Figure contents as structured data
::::

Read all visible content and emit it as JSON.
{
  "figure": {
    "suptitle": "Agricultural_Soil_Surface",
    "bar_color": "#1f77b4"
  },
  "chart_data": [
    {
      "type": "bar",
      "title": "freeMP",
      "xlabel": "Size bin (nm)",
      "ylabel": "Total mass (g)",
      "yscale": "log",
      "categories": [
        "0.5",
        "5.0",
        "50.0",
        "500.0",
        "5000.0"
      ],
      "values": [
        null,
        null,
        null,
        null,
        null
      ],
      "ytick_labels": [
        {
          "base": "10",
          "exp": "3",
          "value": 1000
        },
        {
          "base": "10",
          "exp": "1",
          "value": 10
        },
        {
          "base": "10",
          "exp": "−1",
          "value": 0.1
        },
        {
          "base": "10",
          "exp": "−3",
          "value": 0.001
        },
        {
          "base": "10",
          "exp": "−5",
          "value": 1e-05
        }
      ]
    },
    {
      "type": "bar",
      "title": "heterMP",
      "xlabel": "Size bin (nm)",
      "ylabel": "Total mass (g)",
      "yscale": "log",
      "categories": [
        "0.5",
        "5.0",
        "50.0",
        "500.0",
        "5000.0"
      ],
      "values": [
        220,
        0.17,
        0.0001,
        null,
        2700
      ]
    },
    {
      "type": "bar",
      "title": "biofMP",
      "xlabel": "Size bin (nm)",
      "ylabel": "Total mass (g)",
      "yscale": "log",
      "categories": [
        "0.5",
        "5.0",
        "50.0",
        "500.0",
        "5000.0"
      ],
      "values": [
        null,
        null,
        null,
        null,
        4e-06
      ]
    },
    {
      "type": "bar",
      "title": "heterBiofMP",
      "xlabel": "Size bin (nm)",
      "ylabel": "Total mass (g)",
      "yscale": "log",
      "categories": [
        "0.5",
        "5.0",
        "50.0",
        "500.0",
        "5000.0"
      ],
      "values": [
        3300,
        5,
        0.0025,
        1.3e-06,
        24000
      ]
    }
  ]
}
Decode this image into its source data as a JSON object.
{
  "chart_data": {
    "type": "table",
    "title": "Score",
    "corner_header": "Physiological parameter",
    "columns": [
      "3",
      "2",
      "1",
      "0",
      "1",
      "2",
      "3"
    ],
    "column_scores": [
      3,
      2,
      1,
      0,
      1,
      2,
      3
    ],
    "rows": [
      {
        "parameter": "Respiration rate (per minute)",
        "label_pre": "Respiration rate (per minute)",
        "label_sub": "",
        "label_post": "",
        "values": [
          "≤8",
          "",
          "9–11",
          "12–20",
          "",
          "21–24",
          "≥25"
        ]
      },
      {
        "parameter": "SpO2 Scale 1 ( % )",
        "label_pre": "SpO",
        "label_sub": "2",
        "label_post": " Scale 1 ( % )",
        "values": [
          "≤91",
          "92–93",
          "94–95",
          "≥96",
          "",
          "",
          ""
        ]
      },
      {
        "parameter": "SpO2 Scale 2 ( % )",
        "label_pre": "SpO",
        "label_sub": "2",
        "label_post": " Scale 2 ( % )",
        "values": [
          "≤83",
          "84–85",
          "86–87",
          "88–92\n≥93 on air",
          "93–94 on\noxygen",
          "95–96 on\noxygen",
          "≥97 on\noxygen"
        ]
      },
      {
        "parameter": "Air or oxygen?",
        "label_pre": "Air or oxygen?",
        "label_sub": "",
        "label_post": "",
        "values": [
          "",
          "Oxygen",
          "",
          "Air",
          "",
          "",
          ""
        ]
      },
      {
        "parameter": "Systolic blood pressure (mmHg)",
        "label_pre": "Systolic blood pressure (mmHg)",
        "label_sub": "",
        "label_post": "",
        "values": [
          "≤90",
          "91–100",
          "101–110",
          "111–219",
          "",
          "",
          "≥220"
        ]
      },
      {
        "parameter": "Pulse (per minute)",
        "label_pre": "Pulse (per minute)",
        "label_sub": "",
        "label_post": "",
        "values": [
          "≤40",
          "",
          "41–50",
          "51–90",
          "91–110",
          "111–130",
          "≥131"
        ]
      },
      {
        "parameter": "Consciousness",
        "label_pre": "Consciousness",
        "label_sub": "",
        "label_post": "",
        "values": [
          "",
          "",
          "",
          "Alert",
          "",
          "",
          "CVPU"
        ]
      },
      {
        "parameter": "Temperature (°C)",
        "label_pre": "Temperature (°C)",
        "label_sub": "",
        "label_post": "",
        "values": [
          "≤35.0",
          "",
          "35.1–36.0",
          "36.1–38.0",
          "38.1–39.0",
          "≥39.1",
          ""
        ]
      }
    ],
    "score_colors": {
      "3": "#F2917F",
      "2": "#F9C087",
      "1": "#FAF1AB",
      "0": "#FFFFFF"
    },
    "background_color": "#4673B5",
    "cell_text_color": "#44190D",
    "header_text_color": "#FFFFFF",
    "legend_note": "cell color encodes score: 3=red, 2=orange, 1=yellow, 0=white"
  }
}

::::

WRITTEN PROBLEM = Repeat back the data above, exact to the last character.

FINISHED ANSWER =
Read all visible content and emit it as JSON.
{
  "figure": {
    "suptitle": "Agricultural_Soil_Surface",
    "bar_color": "#1f77b4"
  },
  "chart_data": [
    {
      "type": "bar",
      "title": "freeMP",
      "xlabel": "Size bin (nm)",
      "ylabel": "Total mass (g)",
      "yscale": "log",
      "categories": [
        "0.5",
        "5.0",
        "50.0",
        "500.0",
        "5000.0"
      ],
      "values": [
        null,
        null,
        null,
        null,
        null
      ],
      "ytick_labels": [
        {
          "base": "10",
          "exp": "3",
          "value": 1000
        },
        {
          "base": "10",
          "exp": "1",
          "value": 10
        },
        {
          "base": "10",
          "exp": "−1",
          "value": 0.1
        },
        {
          "base": "10",
          "exp": "−3",
          "value": 0.001
        },
        {
          "base": "10",
          "exp": "−5",
          "value": 1e-05
        }
      ]
    },
    {
      "type": "bar",
      "title": "heterMP",
      "xlabel": "Size bin (nm)",
      "ylabel": "Total mass (g)",
      "yscale": "log",
      "categories": [
        "0.5",
        "5.0",
        "50.0",
        "500.0",
        "5000.0"
      ],
      "values": [
        220,
        0.17,
        0.0001,
        null,
        2700
      ]
    },
    {
      "type": "bar",
      "title": "biofMP",
      "xlabel": "Size bin (nm)",
      "ylabel": "Total mass (g)",
      "yscale": "log",
      "categories": [
        "0.5",
        "5.0",
        "50.0",
        "500.0",
        "5000.0"
      ],
      "values": [
        null,
        null,
        null,
        null,
        4e-06
      ]
    },
    {
      "type": "bar",
      "title": "heterBiofMP",
      "xlabel": "Size bin (nm)",
      "ylabel": "Total mass (g)",
      "yscale": "log",
      "categories": [
        "0.5",
        "5.0",
        "50.0",
        "500.0",
        "5000.0"
      ],
      "values": [
        3300,
        5,
        0.0025,
        1.3e-06,
        24000
      ]
    }
  ]
}
Decode this image into its source data as a JSON object.
{
  "chart_data": {
    "type": "table",
    "title": "Score",
    "corner_header": "Physiological parameter",
    "columns": [
      "3",
      "2",
      "1",
      "0",
      "1",
      "2",
      "3"
    ],
    "column_scores": [
      3,
      2,
      1,
      0,
      1,
      2,
      3
    ],
    "rows": [
      {
        "parameter": "Respiration rate (per minute)",
        "label_pre": "Respiration rate (per minute)",
        "label_sub": "",
        "label_post": "",
        "values": [
          "≤8",
          "",
          "9–11",
          "12–20",
          "",
          "21–24",
          "≥25"
        ]
      },
      {
        "parameter": "SpO2 Scale 1 ( % )",
        "label_pre": "SpO",
        "label_sub": "2",
        "label_post": " Scale 1 ( % )",
        "values": [
          "≤91",
          "92–93",
          "94–95",
          "≥96",
          "",
          "",
          ""
        ]
      },
      {
        "parameter": "SpO2 Scale 2 ( % )",
        "label_pre": "SpO",
        "label_sub": "2",
        "label_post": " Scale 2 ( % )",
        "values": [
          "≤83",
          "84–85",
          "86–87",
          "88–92\n≥93 on air",
          "93–94 on\noxygen",
          "95–96 on\noxygen",
          "≥97 on\noxygen"
        ]
      },
      {
        "parameter": "Air or oxygen?",
        "label_pre": "Air or oxygen?",
        "label_sub": "",
        "label_post": "",
        "values": [
          "",
          "Oxygen",
          "",
          "Air",
          "",
          "",
          ""
        ]
      },
      {
        "parameter": "Systolic blood pressure (mmHg)",
        "label_pre": "Systolic blood pressure (mmHg)",
        "label_sub": "",
        "label_post": "",
        "values": [
          "≤90",
          "91–100",
          "101–110",
          "111–219",
          "",
          "",
          "≥220"
        ]
      },
      {
        "parameter": "Pulse (per minute)",
        "label_pre": "Pulse (per minute)",
        "label_sub": "",
        "label_post": "",
        "values": [
          "≤40",
          "",
          "41–50",
          "51–90",
          "91–110",
          "111–130",
          "≥131"
        ]
      },
      {
        "parameter": "Consciousness",
        "label_pre": "Consciousness",
        "label_sub": "",
        "label_post": "",
        "values": [
          "",
          "",
          "",
          "Alert",
          "",
          "",
          "CVPU"
        ]
      },
      {
        "parameter": "Temperature (°C)",
        "label_pre": "Temperature (°C)",
        "label_sub": "",
        "label_post": "",
        "values": [
          "≤35.0",
          "",
          "35.1–36.0",
          "36.1–38.0",
          "38.1–39.0",
          "≥39.1",
          ""
        ]
      }
    ],
    "score_colors": {
      "3": "#F2917F",
      "2": "#F9C087",
      "1": "#FAF1AB",
      "0": "#FFFFFF"
    },
    "background_color": "#4673B5",
    "cell_text_color": "#44190D",
    "header_text_color": "#FFFFFF",
    "legend_note": "cell color encodes score: 3=red, 2=orange, 1=yellow, 0=white"
  }
}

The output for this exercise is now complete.